[start]

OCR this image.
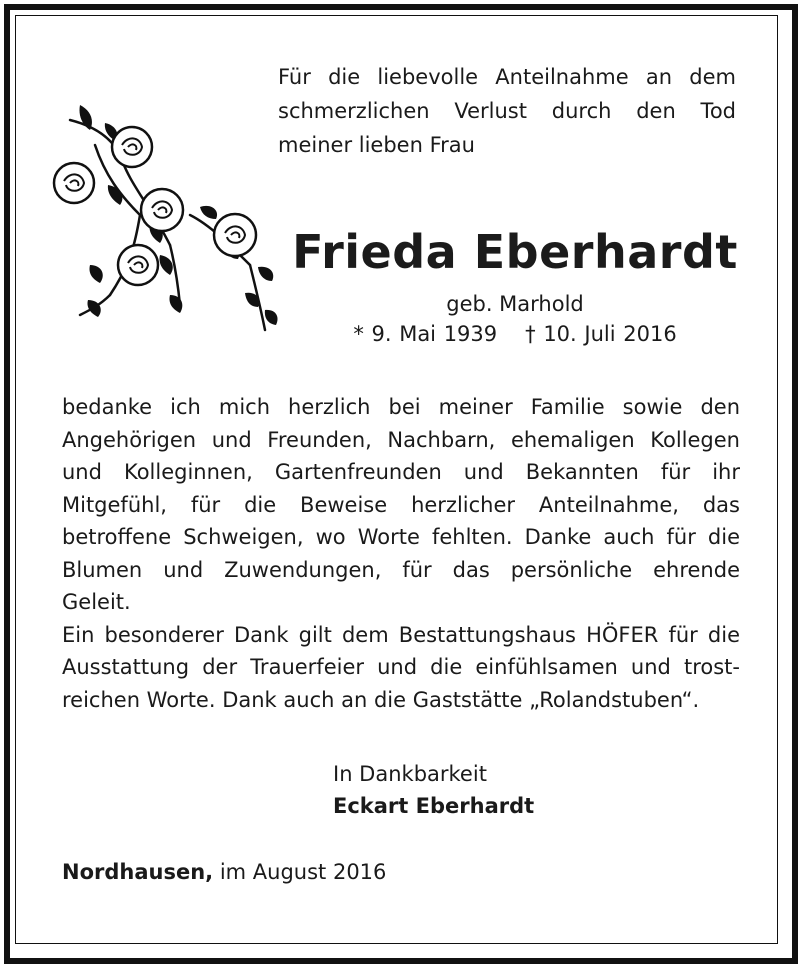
Für die liebevolle Anteilnahme an dem
schmerzlichen Verlust durch den Tod
meiner lieben Frau
Frieda Eberhardt
geb. Marhold
* 9. Mai 1939 † 10. Juli 2016
bedanke ich mich herzlich bei meiner Familie sowie den
Angehörigen und Freunden, Nachbarn, ehemaligen Kollegen
und Kolleginnen, Gartenfreunden und Bekannten für ihr
Mitgefühl, für die Beweise herzlicher Anteilnahme, das
betroffene Schweigen, wo Worte fehlten. Danke auch für die
Blumen und Zuwendungen, für das persönliche ehrende
Geleit.
Ein besonderer Dank gilt dem Bestattungshaus HÖFER für die
Ausstattung der Trauerfeier und die einfühlsamen und trost-
reichen Worte. Dank auch an die Gaststätte „Rolandstuben“.
In Dankbarkeit
Eckart Eberhardt
Nordhausen, im August 2016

[end]

• **WRITTEN REQUEST**
Reproduce every entry word for word, but skip any pictures.

• **REPLY TO THE TASK**
OCR this image.
Für die liebevolle Anteilnahme an dem
schmerzlichen Verlust durch den Tod
meiner lieben Frau
Frieda Eberhardt
geb. Marhold
* 9. Mai 1939 † 10. Juli 2016
bedanke ich mich herzlich bei meiner Familie sowie den
Angehörigen und Freunden, Nachbarn, ehemaligen Kollegen
und Kolleginnen, Gartenfreunden und Bekannten für ihr
Mitgefühl, für die Beweise herzlicher Anteilnahme, das
betroffene Schweigen, wo Worte fehlten. Danke auch für die
Blumen und Zuwendungen, für das persönliche ehrende
Geleit.
Ein besonderer Dank gilt dem Bestattungshaus HÖFER für die
Ausstattung der Trauerfeier und die einfühlsamen und trost-
reichen Worte. Dank auch an die Gaststätte „Rolandstuben“.
In Dankbarkeit
Eckart Eberhardt
Nordhausen, im August 2016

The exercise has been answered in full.